# INFORMATION SHOWN start
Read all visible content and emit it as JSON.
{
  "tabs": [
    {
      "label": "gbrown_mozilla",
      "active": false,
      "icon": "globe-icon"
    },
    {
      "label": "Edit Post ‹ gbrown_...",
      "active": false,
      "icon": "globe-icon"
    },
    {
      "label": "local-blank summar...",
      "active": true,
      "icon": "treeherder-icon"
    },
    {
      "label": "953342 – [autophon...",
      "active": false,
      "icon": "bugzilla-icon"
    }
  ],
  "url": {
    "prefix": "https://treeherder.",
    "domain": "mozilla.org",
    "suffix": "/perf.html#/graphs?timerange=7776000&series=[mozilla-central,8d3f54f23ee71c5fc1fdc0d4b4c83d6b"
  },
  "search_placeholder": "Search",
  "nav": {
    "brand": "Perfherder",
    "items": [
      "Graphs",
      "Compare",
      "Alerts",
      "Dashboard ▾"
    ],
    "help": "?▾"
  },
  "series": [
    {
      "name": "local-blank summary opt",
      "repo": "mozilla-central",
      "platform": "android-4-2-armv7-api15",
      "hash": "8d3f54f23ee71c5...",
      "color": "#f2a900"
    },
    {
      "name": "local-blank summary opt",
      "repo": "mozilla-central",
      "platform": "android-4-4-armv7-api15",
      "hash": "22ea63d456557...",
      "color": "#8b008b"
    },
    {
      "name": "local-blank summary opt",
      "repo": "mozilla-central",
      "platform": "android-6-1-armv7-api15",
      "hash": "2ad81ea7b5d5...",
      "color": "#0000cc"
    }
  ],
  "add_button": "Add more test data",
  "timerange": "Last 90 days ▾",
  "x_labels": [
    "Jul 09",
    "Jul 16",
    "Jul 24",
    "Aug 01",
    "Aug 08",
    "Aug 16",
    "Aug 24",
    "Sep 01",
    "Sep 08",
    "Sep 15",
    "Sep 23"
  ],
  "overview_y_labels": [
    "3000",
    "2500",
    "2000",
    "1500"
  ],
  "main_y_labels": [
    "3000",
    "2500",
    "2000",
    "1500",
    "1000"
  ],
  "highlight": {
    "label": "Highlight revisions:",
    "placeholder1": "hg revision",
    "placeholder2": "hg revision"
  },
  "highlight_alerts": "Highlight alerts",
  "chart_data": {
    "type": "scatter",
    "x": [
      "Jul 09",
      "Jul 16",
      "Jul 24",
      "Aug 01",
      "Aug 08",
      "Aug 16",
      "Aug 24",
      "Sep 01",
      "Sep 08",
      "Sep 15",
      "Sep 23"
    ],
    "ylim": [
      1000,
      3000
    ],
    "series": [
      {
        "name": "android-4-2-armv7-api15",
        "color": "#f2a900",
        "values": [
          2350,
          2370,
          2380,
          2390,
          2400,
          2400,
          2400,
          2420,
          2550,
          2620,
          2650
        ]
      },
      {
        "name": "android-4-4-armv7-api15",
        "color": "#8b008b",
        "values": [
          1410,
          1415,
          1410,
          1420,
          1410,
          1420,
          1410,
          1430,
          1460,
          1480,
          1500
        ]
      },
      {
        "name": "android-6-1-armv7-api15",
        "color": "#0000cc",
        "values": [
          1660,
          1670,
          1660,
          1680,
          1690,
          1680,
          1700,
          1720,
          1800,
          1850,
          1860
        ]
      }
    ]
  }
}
# INFORMATION SHOWN end
*WRITTEN EXERCISE*: From the records above, extract every entry exactly as given.

*THE OUTPUT*:
Read all visible content and emit it as JSON.
{
  "tabs": [
    {
      "label": "gbrown_mozilla",
      "active": false,
      "icon": "globe-icon"
    },
    {
      "label": "Edit Post ‹ gbrown_...",
      "active": false,
      "icon": "globe-icon"
    },
    {
      "label": "local-blank summar...",
      "active": true,
      "icon": "treeherder-icon"
    },
    {
      "label": "953342 – [autophon...",
      "active": false,
      "icon": "bugzilla-icon"
    }
  ],
  "url": {
    "prefix": "https://treeherder.",
    "domain": "mozilla.org",
    "suffix": "/perf.html#/graphs?timerange=7776000&series=[mozilla-central,8d3f54f23ee71c5fc1fdc0d4b4c83d6b"
  },
  "search_placeholder": "Search",
  "nav": {
    "brand": "Perfherder",
    "items": [
      "Graphs",
      "Compare",
      "Alerts",
      "Dashboard ▾"
    ],
    "help": "?▾"
  },
  "series": [
    {
      "name": "local-blank summary opt",
      "repo": "mozilla-central",
      "platform": "android-4-2-armv7-api15",
      "hash": "8d3f54f23ee71c5...",
      "color": "#f2a900"
    },
    {
      "name": "local-blank summary opt",
      "repo": "mozilla-central",
      "platform": "android-4-4-armv7-api15",
      "hash": "22ea63d456557...",
      "color": "#8b008b"
    },
    {
      "name": "local-blank summary opt",
      "repo": "mozilla-central",
      "platform": "android-6-1-armv7-api15",
      "hash": "2ad81ea7b5d5...",
      "color": "#0000cc"
    }
  ],
  "add_button": "Add more test data",
  "timerange": "Last 90 days ▾",
  "x_labels": [
    "Jul 09",
    "Jul 16",
    "Jul 24",
    "Aug 01",
    "Aug 08",
    "Aug 16",
    "Aug 24",
    "Sep 01",
    "Sep 08",
    "Sep 15",
    "Sep 23"
  ],
  "overview_y_labels": [
    "3000",
    "2500",
    "2000",
    "1500"
  ],
  "main_y_labels": [
    "3000",
    "2500",
    "2000",
    "1500",
    "1000"
  ],
  "highlight": {
    "label": "Highlight revisions:",
    "placeholder1": "hg revision",
    "placeholder2": "hg revision"
  },
  "highlight_alerts": "Highlight alerts",
  "chart_data": {
    "type": "scatter",
    "x": [
      "Jul 09",
      "Jul 16",
      "Jul 24",
      "Aug 01",
      "Aug 08",
      "Aug 16",
      "Aug 24",
      "Sep 01",
      "Sep 08",
      "Sep 15",
      "Sep 23"
    ],
    "ylim": [
      1000,
      3000
    ],
    "series": [
      {
        "name": "android-4-2-armv7-api15",
        "color": "#f2a900",
        "values": [
          2350,
          2370,
          2380,
          2390,
          2400,
          2400,
          2400,
          2420,
          2550,
          2620,
          2650
        ]
      },
      {
        "name": "android-4-4-armv7-api15",
        "color": "#8b008b",
        "values": [
          1410,
          1415,
          1410,
          1420,
          1410,
          1420,
          1410,
          1430,
          1460,
          1480,
          1500
        ]
      },
      {
        "name": "android-6-1-armv7-api15",
        "color": "#0000cc",
        "values": [
          1660,
          1670,
          1660,
          1680,
          1690,
          1680,
          1700,
          1720,
          1800,
          1850,
          1860
        ]
      }
    ]
  }
}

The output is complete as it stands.